▶ _Problem requirements_: Copy the records below exactly, leaving out any pictures.

▶ _Dataset content_:
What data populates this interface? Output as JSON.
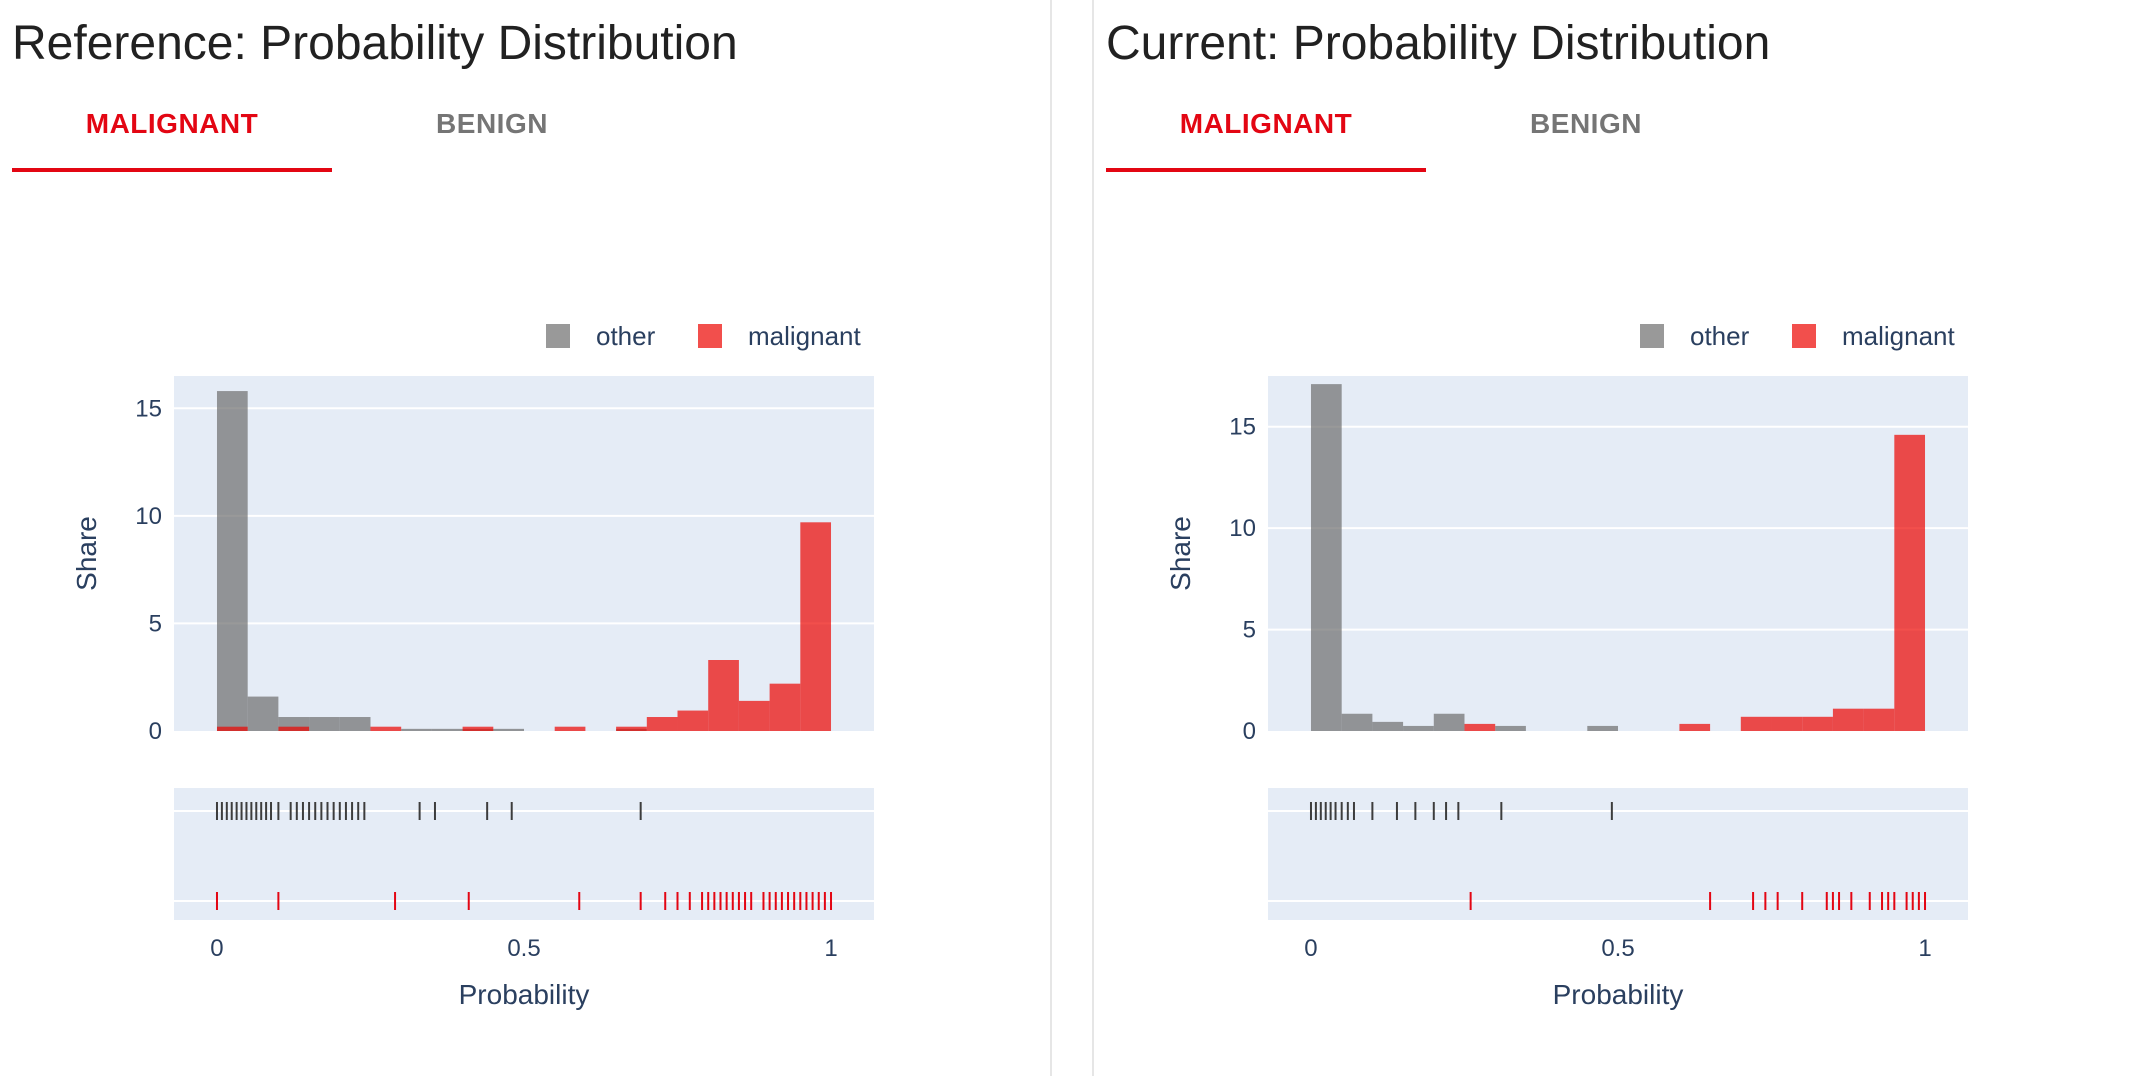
{
  "panels": [
    {
      "title": "Reference: Probability Distribution",
      "tabs": [
        {
          "label": "MALIGNANT",
          "active": true
        },
        {
          "label": "BENIGN",
          "active": false
        }
      ],
      "chart_data": {
        "type": "bar",
        "legend_position": "top-right",
        "xlabel": "Probability",
        "ylabel": "Share",
        "xlim": [
          -0.07,
          1.07
        ],
        "ylim": [
          0,
          16.5
        ],
        "yticks": [
          0,
          5,
          10,
          15
        ],
        "xticks": [
          {
            "value": 0,
            "label": "0"
          },
          {
            "value": 0.5,
            "label": "0.5"
          },
          {
            "value": 1,
            "label": "1"
          }
        ],
        "bin_width": 0.05,
        "series": [
          {
            "name": "other",
            "color": "#6e6e6e",
            "bins": [
              [
                0,
                15.8
              ],
              [
                0.05,
                1.6
              ],
              [
                0.1,
                0.65
              ],
              [
                0.15,
                0.65
              ],
              [
                0.2,
                0.65
              ],
              [
                0.3,
                0.1
              ],
              [
                0.35,
                0.1
              ],
              [
                0.4,
                0.1
              ],
              [
                0.45,
                0.1
              ],
              [
                0.65,
                0.1
              ]
            ],
            "rug": [
              0,
              0.008,
              0.016,
              0.024,
              0.032,
              0.04,
              0.048,
              0.056,
              0.064,
              0.072,
              0.08,
              0.088,
              0.1,
              0.12,
              0.13,
              0.14,
              0.15,
              0.16,
              0.17,
              0.18,
              0.19,
              0.2,
              0.21,
              0.22,
              0.23,
              0.24,
              0.33,
              0.355,
              0.44,
              0.48,
              0.69
            ]
          },
          {
            "name": "malignant",
            "color": "#ed0400",
            "bins": [
              [
                0,
                0.2
              ],
              [
                0.1,
                0.2
              ],
              [
                0.25,
                0.2
              ],
              [
                0.4,
                0.2
              ],
              [
                0.55,
                0.2
              ],
              [
                0.65,
                0.2
              ],
              [
                0.7,
                0.65
              ],
              [
                0.75,
                0.95
              ],
              [
                0.8,
                3.3
              ],
              [
                0.85,
                1.4
              ],
              [
                0.9,
                2.2
              ],
              [
                0.95,
                9.7
              ]
            ],
            "rug": [
              0,
              0.1,
              0.29,
              0.41,
              0.59,
              0.69,
              0.73,
              0.75,
              0.77,
              0.79,
              0.8,
              0.81,
              0.82,
              0.83,
              0.84,
              0.85,
              0.86,
              0.87,
              0.89,
              0.9,
              0.91,
              0.92,
              0.93,
              0.94,
              0.95,
              0.96,
              0.97,
              0.98,
              0.99,
              1.0
            ]
          }
        ]
      }
    },
    {
      "title": "Current: Probability Distribution",
      "tabs": [
        {
          "label": "MALIGNANT",
          "active": true
        },
        {
          "label": "BENIGN",
          "active": false
        }
      ],
      "chart_data": {
        "type": "bar",
        "legend_position": "top-right",
        "xlabel": "Probability",
        "ylabel": "Share",
        "xlim": [
          -0.07,
          1.07
        ],
        "ylim": [
          0,
          17.5
        ],
        "yticks": [
          0,
          5,
          10,
          15
        ],
        "xticks": [
          {
            "value": 0,
            "label": "0"
          },
          {
            "value": 0.5,
            "label": "0.5"
          },
          {
            "value": 1,
            "label": "1"
          }
        ],
        "bin_width": 0.05,
        "series": [
          {
            "name": "other",
            "color": "#6e6e6e",
            "bins": [
              [
                0,
                17.1
              ],
              [
                0.05,
                0.85
              ],
              [
                0.1,
                0.45
              ],
              [
                0.15,
                0.25
              ],
              [
                0.2,
                0.85
              ],
              [
                0.3,
                0.25
              ],
              [
                0.45,
                0.25
              ]
            ],
            "rug": [
              0,
              0.008,
              0.016,
              0.024,
              0.032,
              0.04,
              0.05,
              0.06,
              0.07,
              0.1,
              0.14,
              0.17,
              0.2,
              0.22,
              0.24,
              0.31,
              0.49
            ]
          },
          {
            "name": "malignant",
            "color": "#ed0400",
            "bins": [
              [
                0.25,
                0.35
              ],
              [
                0.6,
                0.35
              ],
              [
                0.7,
                0.7
              ],
              [
                0.75,
                0.7
              ],
              [
                0.8,
                0.7
              ],
              [
                0.85,
                1.1
              ],
              [
                0.9,
                1.1
              ],
              [
                0.95,
                14.6
              ]
            ],
            "rug": [
              0.26,
              0.65,
              0.72,
              0.74,
              0.76,
              0.8,
              0.84,
              0.85,
              0.86,
              0.88,
              0.91,
              0.93,
              0.94,
              0.95,
              0.97,
              0.98,
              0.99,
              1.0
            ]
          }
        ]
      }
    }
  ]
}
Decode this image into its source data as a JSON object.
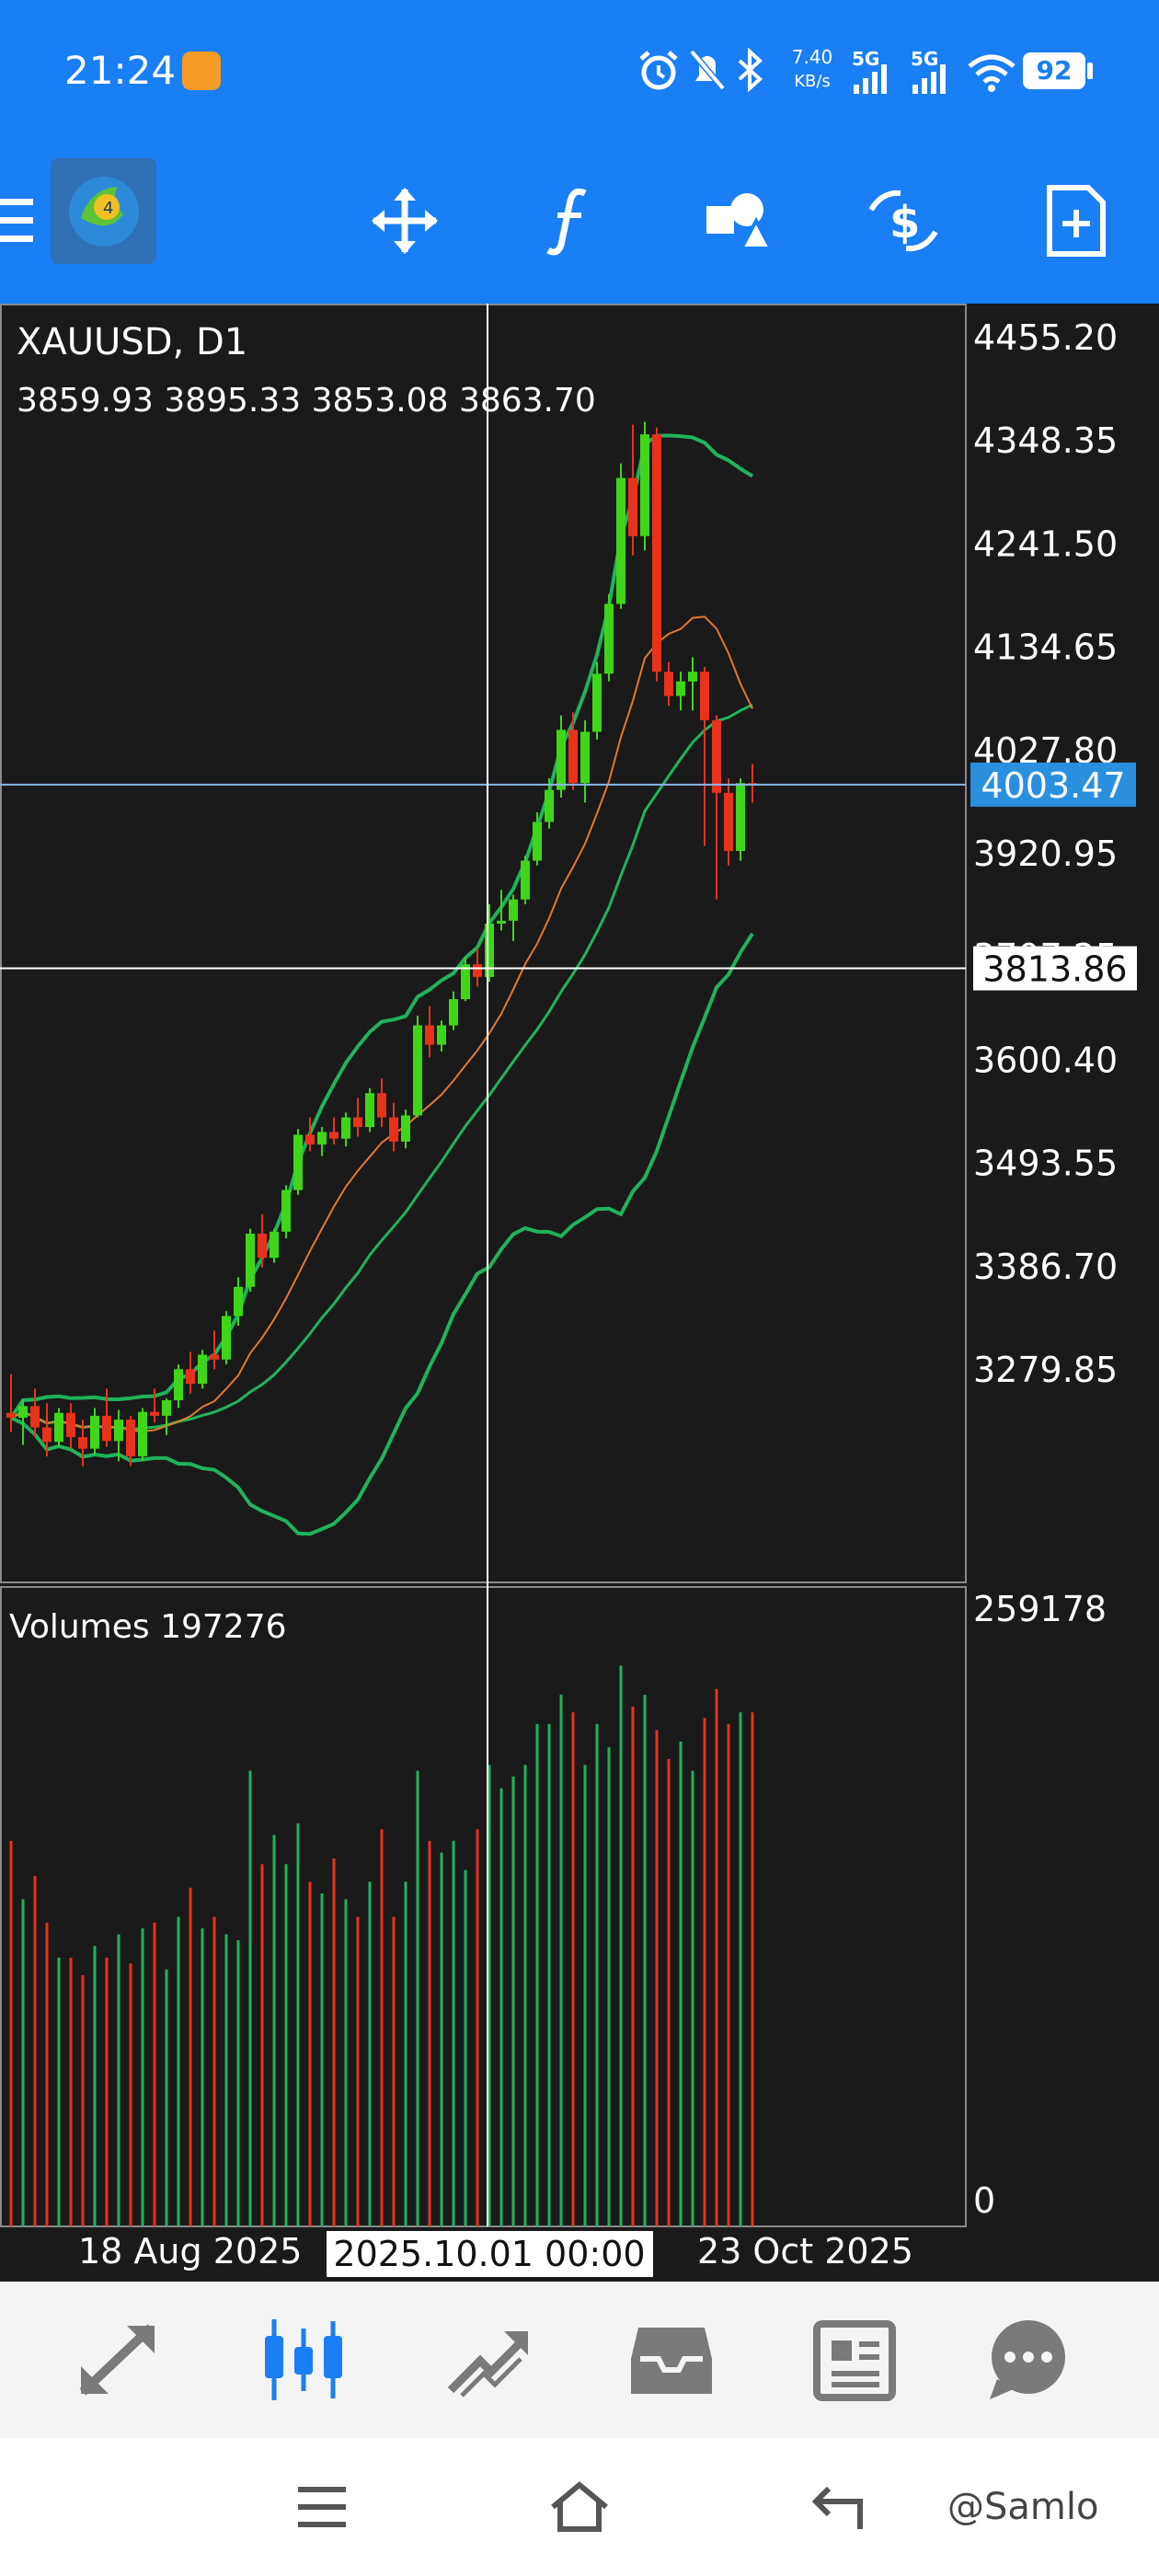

▶ _Exercise result_:
What data populates this interface? Output as JSON.
{
  "panels": [
    {
      "title": "Reference: Probability Distribution",
      "tabs": [
        {
          "label": "MALIGNANT",
          "active": true
        },
        {
          "label": "BENIGN",
          "active": false
        }
      ],
      "chart_data": {
        "type": "bar",
        "legend_position": "top-right",
        "xlabel": "Probability",
        "ylabel": "Share",
        "xlim": [
          -0.07,
          1.07
        ],
        "ylim": [
          0,
          16.5
        ],
        "yticks": [
          0,
          5,
          10,
          15
        ],
        "xticks": [
          {
            "value": 0,
            "label": "0"
          },
          {
            "value": 0.5,
            "label": "0.5"
          },
          {
            "value": 1,
            "label": "1"
          }
        ],
        "bin_width": 0.05,
        "series": [
          {
            "name": "other",
            "color": "#6e6e6e",
            "bins": [
              [
                0,
                15.8
              ],
              [
                0.05,
                1.6
              ],
              [
                0.1,
                0.65
              ],
              [
                0.15,
                0.65
              ],
              [
                0.2,
                0.65
              ],
              [
                0.3,
                0.1
              ],
              [
                0.35,
                0.1
              ],
              [
                0.4,
                0.1
              ],
              [
                0.45,
                0.1
              ],
              [
                0.65,
                0.1
              ]
            ],
            "rug": [
              0,
              0.008,
              0.016,
              0.024,
              0.032,
              0.04,
              0.048,
              0.056,
              0.064,
              0.072,
              0.08,
              0.088,
              0.1,
              0.12,
              0.13,
              0.14,
              0.15,
              0.16,
              0.17,
              0.18,
              0.19,
              0.2,
              0.21,
              0.22,
              0.23,
              0.24,
              0.33,
              0.355,
              0.44,
              0.48,
              0.69
            ]
          },
          {
            "name": "malignant",
            "color": "#ed0400",
            "bins": [
              [
                0,
                0.2
              ],
              [
                0.1,
                0.2
              ],
              [
                0.25,
                0.2
              ],
              [
                0.4,
                0.2
              ],
              [
                0.55,
                0.2
              ],
              [
                0.65,
                0.2
              ],
              [
                0.7,
                0.65
              ],
              [
                0.75,
                0.95
              ],
              [
                0.8,
                3.3
              ],
              [
                0.85,
                1.4
              ],
              [
                0.9,
                2.2
              ],
              [
                0.95,
                9.7
              ]
            ],
            "rug": [
              0,
              0.1,
              0.29,
              0.41,
              0.59,
              0.69,
              0.73,
              0.75,
              0.77,
              0.79,
              0.8,
              0.81,
              0.82,
              0.83,
              0.84,
              0.85,
              0.86,
              0.87,
              0.89,
              0.9,
              0.91,
              0.92,
              0.93,
              0.94,
              0.95,
              0.96,
              0.97,
              0.98,
              0.99,
              1.0
            ]
          }
        ]
      }
    },
    {
      "title": "Current: Probability Distribution",
      "tabs": [
        {
          "label": "MALIGNANT",
          "active": true
        },
        {
          "label": "BENIGN",
          "active": false
        }
      ],
      "chart_data": {
        "type": "bar",
        "legend_position": "top-right",
        "xlabel": "Probability",
        "ylabel": "Share",
        "xlim": [
          -0.07,
          1.07
        ],
        "ylim": [
          0,
          17.5
        ],
        "yticks": [
          0,
          5,
          10,
          15
        ],
        "xticks": [
          {
            "value": 0,
            "label": "0"
          },
          {
            "value": 0.5,
            "label": "0.5"
          },
          {
            "value": 1,
            "label": "1"
          }
        ],
        "bin_width": 0.05,
        "series": [
          {
            "name": "other",
            "color": "#6e6e6e",
            "bins": [
              [
                0,
                17.1
              ],
              [
                0.05,
                0.85
              ],
              [
                0.1,
                0.45
              ],
              [
                0.15,
                0.25
              ],
              [
                0.2,
                0.85
              ],
              [
                0.3,
                0.25
              ],
              [
                0.45,
                0.25
              ]
            ],
            "rug": [
              0,
              0.008,
              0.016,
              0.024,
              0.032,
              0.04,
              0.05,
              0.06,
              0.07,
              0.1,
              0.14,
              0.17,
              0.2,
              0.22,
              0.24,
              0.31,
              0.49
            ]
          },
          {
            "name": "malignant",
            "color": "#ed0400",
            "bins": [
              [
                0.25,
                0.35
              ],
              [
                0.6,
                0.35
              ],
              [
                0.7,
                0.7
              ],
              [
                0.75,
                0.7
              ],
              [
                0.8,
                0.7
              ],
              [
                0.85,
                1.1
              ],
              [
                0.9,
                1.1
              ],
              [
                0.95,
                14.6
              ]
            ],
            "rug": [
              0.26,
              0.65,
              0.72,
              0.74,
              0.76,
              0.8,
              0.84,
              0.85,
              0.86,
              0.88,
              0.91,
              0.93,
              0.94,
              0.95,
              0.97,
              0.98,
              0.99,
              1.0
            ]
          }
        ]
      }
    }
  ]
}
Decode this image into its source data as a JSON object.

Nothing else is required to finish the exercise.